WRITTEN TASK - Find the string "силы" in the entries and copy each line that has it.

DATA SHOWN -
** START **

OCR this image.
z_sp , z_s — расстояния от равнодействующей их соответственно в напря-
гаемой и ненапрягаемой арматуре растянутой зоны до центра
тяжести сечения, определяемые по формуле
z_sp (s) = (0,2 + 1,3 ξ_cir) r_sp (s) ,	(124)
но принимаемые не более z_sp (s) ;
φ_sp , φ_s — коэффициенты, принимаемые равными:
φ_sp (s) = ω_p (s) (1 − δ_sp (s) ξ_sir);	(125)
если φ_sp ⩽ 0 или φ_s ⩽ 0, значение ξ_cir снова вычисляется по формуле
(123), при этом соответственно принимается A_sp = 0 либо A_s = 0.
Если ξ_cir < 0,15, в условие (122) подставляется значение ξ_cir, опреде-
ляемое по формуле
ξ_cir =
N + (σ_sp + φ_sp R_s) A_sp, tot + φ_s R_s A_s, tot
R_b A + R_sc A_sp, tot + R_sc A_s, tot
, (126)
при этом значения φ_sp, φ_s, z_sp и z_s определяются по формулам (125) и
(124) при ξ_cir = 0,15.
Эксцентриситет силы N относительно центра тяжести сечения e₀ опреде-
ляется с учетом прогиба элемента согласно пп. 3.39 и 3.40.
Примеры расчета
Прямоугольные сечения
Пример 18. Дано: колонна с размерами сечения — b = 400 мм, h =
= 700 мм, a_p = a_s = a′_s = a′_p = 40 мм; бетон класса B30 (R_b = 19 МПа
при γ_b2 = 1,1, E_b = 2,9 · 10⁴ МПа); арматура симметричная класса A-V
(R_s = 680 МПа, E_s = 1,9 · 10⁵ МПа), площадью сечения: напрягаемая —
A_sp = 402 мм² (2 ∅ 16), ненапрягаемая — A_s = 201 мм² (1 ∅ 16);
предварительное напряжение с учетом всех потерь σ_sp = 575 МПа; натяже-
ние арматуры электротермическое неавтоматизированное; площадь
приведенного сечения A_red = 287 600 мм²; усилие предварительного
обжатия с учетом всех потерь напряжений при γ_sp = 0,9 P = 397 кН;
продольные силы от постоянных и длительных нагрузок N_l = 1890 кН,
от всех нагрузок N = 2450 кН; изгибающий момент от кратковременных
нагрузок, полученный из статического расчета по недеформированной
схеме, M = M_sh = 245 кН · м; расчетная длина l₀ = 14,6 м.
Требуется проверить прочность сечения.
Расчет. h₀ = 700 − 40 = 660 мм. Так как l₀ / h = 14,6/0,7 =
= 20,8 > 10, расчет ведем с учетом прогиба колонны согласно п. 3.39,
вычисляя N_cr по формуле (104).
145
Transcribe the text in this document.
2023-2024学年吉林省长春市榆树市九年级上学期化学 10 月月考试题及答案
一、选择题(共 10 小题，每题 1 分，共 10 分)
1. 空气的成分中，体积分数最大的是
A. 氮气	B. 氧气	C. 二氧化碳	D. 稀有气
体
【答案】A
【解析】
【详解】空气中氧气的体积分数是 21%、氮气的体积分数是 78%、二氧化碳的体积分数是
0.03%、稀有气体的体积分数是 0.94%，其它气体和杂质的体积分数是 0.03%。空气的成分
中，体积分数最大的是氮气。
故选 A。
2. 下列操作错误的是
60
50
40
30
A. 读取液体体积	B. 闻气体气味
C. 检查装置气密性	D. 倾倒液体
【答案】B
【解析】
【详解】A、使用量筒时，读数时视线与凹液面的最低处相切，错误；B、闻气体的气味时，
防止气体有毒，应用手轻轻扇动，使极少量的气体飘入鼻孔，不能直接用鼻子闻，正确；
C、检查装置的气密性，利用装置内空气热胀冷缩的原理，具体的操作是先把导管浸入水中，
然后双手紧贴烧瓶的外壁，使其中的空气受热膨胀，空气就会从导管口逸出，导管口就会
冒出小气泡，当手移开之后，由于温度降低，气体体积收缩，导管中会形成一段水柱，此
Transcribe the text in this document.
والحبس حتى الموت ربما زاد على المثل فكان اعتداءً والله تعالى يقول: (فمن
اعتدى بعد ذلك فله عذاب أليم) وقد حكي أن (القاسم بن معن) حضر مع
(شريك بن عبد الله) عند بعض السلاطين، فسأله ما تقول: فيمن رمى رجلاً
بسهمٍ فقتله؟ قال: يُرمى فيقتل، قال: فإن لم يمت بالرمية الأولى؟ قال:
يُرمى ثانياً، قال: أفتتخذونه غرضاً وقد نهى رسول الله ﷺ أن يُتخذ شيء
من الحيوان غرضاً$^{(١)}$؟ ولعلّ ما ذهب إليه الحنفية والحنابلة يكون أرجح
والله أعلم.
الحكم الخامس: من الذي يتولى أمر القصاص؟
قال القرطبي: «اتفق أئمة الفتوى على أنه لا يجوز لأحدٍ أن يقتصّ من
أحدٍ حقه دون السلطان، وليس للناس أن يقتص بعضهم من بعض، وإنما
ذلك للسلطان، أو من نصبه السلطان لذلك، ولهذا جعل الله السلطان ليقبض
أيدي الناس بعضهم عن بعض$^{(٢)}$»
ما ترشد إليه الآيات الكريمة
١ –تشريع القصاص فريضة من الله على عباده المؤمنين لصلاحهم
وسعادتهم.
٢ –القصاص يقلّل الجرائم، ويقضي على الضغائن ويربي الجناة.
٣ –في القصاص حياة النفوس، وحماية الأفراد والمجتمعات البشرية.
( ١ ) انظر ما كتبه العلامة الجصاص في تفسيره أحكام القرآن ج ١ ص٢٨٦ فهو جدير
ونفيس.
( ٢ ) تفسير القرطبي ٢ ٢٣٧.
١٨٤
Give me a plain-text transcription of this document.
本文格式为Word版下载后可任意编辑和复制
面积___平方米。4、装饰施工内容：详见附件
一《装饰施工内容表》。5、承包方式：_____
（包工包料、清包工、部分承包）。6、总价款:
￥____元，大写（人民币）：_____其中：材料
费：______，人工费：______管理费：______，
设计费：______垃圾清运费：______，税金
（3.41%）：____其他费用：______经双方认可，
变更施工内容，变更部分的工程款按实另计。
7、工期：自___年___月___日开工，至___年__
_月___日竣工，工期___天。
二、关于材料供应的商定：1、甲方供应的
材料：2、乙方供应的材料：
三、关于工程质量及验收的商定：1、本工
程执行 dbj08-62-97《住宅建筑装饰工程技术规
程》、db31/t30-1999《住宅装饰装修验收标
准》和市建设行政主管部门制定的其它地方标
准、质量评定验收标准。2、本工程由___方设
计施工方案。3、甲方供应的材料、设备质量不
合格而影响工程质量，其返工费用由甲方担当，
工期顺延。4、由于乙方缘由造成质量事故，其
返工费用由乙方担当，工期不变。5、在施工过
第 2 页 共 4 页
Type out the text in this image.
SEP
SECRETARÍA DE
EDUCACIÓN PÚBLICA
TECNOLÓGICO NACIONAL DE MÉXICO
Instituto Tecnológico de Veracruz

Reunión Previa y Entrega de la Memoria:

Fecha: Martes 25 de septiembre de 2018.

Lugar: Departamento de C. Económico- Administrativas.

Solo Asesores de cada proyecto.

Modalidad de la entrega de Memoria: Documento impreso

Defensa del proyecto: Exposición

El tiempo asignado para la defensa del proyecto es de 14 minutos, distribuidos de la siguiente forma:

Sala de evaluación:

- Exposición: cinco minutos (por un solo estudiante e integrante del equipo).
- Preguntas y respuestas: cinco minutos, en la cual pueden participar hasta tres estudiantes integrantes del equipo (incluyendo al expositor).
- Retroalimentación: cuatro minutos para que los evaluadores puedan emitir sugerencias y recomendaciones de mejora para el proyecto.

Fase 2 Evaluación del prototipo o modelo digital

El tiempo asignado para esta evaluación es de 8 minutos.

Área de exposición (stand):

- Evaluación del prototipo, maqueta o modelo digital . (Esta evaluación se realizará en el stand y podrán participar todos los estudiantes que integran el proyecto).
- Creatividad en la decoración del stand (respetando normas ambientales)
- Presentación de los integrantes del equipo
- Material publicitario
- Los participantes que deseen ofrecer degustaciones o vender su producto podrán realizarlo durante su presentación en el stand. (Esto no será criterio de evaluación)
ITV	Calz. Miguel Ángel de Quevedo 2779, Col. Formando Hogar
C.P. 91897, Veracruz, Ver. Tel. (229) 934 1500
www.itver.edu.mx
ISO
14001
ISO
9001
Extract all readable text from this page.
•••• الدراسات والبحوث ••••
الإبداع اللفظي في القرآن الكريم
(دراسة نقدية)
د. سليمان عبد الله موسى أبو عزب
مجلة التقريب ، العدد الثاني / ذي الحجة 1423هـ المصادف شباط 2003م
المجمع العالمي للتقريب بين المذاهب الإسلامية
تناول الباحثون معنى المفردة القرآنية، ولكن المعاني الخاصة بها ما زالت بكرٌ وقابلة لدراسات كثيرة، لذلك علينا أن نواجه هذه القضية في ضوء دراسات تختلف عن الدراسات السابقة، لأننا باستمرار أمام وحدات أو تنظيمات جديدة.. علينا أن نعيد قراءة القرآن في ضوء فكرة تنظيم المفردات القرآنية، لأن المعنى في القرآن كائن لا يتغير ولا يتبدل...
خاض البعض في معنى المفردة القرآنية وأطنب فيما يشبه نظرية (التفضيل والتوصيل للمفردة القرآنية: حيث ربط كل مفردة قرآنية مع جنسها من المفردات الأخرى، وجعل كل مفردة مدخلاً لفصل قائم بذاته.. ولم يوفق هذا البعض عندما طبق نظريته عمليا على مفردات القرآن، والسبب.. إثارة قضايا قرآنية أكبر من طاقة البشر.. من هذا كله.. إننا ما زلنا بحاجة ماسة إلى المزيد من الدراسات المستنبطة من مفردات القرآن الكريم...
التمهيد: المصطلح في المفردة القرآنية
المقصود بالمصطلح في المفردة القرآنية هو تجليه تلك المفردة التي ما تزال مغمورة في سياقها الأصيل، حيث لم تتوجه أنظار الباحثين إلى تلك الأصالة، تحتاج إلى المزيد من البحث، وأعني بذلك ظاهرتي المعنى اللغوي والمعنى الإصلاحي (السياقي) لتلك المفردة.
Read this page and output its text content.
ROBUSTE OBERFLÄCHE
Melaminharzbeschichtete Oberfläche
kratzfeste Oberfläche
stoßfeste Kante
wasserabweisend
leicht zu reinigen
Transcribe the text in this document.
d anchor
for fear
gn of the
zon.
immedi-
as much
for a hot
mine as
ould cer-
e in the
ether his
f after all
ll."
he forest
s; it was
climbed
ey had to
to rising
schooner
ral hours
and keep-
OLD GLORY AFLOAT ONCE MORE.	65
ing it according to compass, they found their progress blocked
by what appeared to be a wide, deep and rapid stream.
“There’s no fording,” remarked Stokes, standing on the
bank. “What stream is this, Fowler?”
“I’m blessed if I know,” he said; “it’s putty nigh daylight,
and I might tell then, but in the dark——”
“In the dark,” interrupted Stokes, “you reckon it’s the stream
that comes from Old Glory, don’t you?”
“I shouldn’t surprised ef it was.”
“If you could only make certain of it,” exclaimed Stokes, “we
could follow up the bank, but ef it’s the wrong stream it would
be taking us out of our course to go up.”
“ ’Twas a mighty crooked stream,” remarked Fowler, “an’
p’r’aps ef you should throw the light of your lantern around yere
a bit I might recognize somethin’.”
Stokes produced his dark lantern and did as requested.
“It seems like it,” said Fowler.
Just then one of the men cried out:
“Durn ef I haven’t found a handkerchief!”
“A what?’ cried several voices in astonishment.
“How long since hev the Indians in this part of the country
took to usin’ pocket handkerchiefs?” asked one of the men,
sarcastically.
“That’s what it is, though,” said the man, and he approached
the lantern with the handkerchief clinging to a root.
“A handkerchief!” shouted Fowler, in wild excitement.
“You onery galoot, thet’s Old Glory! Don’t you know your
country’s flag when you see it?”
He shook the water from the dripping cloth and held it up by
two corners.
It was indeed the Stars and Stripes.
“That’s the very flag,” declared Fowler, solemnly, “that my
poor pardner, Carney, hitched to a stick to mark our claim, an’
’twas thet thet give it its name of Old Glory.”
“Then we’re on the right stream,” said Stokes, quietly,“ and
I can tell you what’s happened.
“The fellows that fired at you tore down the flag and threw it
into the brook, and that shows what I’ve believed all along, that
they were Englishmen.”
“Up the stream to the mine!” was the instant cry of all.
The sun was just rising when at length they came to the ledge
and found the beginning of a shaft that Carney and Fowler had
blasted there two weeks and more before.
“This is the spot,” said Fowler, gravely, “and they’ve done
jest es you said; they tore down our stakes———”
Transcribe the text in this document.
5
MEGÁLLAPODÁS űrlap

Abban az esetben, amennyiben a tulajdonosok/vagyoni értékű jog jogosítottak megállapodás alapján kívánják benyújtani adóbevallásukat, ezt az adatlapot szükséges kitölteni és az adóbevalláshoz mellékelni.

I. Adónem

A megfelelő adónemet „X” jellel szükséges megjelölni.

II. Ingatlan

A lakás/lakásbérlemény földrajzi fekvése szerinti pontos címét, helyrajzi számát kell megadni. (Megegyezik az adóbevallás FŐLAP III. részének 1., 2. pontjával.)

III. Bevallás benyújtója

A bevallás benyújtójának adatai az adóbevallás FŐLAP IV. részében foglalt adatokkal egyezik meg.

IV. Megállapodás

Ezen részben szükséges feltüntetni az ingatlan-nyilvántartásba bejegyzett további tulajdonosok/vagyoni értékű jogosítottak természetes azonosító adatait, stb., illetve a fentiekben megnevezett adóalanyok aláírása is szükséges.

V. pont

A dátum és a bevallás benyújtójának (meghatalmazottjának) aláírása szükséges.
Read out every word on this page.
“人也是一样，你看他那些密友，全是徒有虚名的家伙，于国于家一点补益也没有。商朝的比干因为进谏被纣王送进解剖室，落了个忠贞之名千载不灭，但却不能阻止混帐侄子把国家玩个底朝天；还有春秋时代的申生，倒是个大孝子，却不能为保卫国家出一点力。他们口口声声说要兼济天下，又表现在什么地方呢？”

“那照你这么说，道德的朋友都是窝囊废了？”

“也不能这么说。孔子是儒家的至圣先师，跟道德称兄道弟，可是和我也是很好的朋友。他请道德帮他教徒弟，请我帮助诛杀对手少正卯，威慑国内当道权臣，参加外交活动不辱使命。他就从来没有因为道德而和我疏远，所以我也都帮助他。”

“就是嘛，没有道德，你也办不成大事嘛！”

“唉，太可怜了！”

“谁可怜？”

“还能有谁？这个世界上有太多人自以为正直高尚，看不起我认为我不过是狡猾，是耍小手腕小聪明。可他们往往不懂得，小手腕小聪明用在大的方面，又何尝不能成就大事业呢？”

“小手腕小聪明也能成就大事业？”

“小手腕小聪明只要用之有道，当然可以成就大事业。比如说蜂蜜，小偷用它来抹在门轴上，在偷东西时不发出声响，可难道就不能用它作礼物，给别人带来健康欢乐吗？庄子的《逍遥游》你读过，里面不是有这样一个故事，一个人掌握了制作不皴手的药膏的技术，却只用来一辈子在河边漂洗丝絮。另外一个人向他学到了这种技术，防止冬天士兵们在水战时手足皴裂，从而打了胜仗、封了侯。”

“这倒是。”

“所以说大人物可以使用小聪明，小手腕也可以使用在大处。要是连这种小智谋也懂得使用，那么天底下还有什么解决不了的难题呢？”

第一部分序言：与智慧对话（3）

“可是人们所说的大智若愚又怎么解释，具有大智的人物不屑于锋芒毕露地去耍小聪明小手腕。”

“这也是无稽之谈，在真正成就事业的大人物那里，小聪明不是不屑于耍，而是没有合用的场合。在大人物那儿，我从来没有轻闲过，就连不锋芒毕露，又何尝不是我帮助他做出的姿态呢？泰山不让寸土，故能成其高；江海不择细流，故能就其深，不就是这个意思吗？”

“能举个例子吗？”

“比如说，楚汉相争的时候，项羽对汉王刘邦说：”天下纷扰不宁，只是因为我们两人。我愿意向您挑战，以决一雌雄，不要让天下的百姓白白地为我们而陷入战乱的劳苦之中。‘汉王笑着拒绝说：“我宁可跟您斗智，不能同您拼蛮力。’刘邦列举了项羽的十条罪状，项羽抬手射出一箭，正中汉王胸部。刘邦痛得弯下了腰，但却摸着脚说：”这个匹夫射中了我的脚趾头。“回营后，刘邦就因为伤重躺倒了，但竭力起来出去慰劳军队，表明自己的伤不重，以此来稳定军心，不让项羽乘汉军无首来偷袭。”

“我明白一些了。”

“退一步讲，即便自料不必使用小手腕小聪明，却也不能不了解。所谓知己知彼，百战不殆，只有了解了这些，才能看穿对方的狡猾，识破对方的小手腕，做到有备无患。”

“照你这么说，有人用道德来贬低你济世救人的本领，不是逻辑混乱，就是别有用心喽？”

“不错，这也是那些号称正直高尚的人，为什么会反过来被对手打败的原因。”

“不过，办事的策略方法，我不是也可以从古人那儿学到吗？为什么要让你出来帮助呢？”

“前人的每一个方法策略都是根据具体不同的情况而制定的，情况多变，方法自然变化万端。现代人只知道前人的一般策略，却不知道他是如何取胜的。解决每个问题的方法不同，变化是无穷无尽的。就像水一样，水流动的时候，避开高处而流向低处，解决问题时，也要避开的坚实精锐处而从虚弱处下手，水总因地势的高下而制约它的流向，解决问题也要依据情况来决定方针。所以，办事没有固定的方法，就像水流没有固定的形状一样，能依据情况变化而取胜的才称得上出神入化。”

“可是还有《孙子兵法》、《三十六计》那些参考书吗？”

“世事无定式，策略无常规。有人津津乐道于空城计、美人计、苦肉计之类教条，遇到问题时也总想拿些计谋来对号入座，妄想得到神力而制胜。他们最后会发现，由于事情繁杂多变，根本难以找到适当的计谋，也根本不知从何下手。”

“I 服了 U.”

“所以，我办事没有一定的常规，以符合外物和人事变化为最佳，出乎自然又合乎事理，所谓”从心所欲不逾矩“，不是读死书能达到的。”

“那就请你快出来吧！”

** END **

EXERCISE SOLUTION -
Эксцентриситет силы N относительно центра тяжести сечения e₀ опреде-
продольные силы от постоянных и длительных нагрузок N_l = 1890 кН,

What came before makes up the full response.